## What is asked
Would you set down every entry shown below, precisely as written?

## Records for this task
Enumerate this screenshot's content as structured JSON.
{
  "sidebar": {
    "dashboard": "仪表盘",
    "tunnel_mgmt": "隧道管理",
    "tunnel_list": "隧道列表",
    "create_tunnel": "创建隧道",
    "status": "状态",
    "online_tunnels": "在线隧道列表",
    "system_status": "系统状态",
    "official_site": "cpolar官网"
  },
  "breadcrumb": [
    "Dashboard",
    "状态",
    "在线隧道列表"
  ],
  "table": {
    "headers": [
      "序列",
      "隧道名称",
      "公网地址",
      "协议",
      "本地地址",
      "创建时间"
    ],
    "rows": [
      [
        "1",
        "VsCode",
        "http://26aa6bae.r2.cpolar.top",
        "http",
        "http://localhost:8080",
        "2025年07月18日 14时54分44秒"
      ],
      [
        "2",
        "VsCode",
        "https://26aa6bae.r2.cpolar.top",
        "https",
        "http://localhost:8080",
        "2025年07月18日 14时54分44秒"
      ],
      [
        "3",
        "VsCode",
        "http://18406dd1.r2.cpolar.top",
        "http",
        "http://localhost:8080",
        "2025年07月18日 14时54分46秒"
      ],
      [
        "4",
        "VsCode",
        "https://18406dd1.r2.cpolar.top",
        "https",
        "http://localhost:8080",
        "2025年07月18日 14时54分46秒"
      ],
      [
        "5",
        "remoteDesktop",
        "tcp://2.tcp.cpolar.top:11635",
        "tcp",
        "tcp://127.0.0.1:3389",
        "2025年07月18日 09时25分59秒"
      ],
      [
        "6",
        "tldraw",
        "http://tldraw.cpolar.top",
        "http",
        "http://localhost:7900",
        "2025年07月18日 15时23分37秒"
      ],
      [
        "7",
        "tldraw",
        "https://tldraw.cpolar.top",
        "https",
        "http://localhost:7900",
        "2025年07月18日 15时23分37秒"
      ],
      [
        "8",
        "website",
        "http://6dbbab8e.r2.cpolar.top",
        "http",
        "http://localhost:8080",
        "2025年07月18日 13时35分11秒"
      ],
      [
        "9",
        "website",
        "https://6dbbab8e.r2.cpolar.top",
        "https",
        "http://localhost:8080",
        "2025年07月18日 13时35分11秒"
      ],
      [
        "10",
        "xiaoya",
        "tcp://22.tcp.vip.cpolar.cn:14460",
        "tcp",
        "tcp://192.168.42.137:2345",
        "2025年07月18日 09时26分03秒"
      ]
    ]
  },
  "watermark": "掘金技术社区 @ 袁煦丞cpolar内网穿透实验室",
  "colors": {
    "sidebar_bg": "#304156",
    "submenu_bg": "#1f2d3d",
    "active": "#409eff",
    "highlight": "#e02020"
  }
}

## Answer below
Enumerate this screenshot's content as structured JSON.
{
  "sidebar": {
    "dashboard": "仪表盘",
    "tunnel_mgmt": "隧道管理",
    "tunnel_list": "隧道列表",
    "create_tunnel": "创建隧道",
    "status": "状态",
    "online_tunnels": "在线隧道列表",
    "system_status": "系统状态",
    "official_site": "cpolar官网"
  },
  "breadcrumb": [
    "Dashboard",
    "状态",
    "在线隧道列表"
  ],
  "table": {
    "headers": [
      "序列",
      "隧道名称",
      "公网地址",
      "协议",
      "本地地址",
      "创建时间"
    ],
    "rows": [
      [
        "1",
        "VsCode",
        "http://26aa6bae.r2.cpolar.top",
        "http",
        "http://localhost:8080",
        "2025年07月18日 14时54分44秒"
      ],
      [
        "2",
        "VsCode",
        "https://26aa6bae.r2.cpolar.top",
        "https",
        "http://localhost:8080",
        "2025年07月18日 14时54分44秒"
      ],
      [
        "3",
        "VsCode",
        "http://18406dd1.r2.cpolar.top",
        "http",
        "http://localhost:8080",
        "2025年07月18日 14时54分46秒"
      ],
      [
        "4",
        "VsCode",
        "https://18406dd1.r2.cpolar.top",
        "https",
        "http://localhost:8080",
        "2025年07月18日 14时54分46秒"
      ],
      [
        "5",
        "remoteDesktop",
        "tcp://2.tcp.cpolar.top:11635",
        "tcp",
        "tcp://127.0.0.1:3389",
        "2025年07月18日 09时25分59秒"
      ],
      [
        "6",
        "tldraw",
        "http://tldraw.cpolar.top",
        "http",
        "http://localhost:7900",
        "2025年07月18日 15时23分37秒"
      ],
      [
        "7",
        "tldraw",
        "https://tldraw.cpolar.top",
        "https",
        "http://localhost:7900",
        "2025年07月18日 15时23分37秒"
      ],
      [
        "8",
        "website",
        "http://6dbbab8e.r2.cpolar.top",
        "http",
        "http://localhost:8080",
        "2025年07月18日 13时35分11秒"
      ],
      [
        "9",
        "website",
        "https://6dbbab8e.r2.cpolar.top",
        "https",
        "http://localhost:8080",
        "2025年07月18日 13时35分11秒"
      ],
      [
        "10",
        "xiaoya",
        "tcp://22.tcp.vip.cpolar.cn:14460",
        "tcp",
        "tcp://192.168.42.137:2345",
        "2025年07月18日 09时26分03秒"
      ]
    ]
  },
  "watermark": "掘金技术社区 @ 袁煦丞cpolar内网穿透实验室",
  "colors": {
    "sidebar_bg": "#304156",
    "submenu_bg": "#1f2d3d",
    "active": "#409eff",
    "highlight": "#e02020"
  }
}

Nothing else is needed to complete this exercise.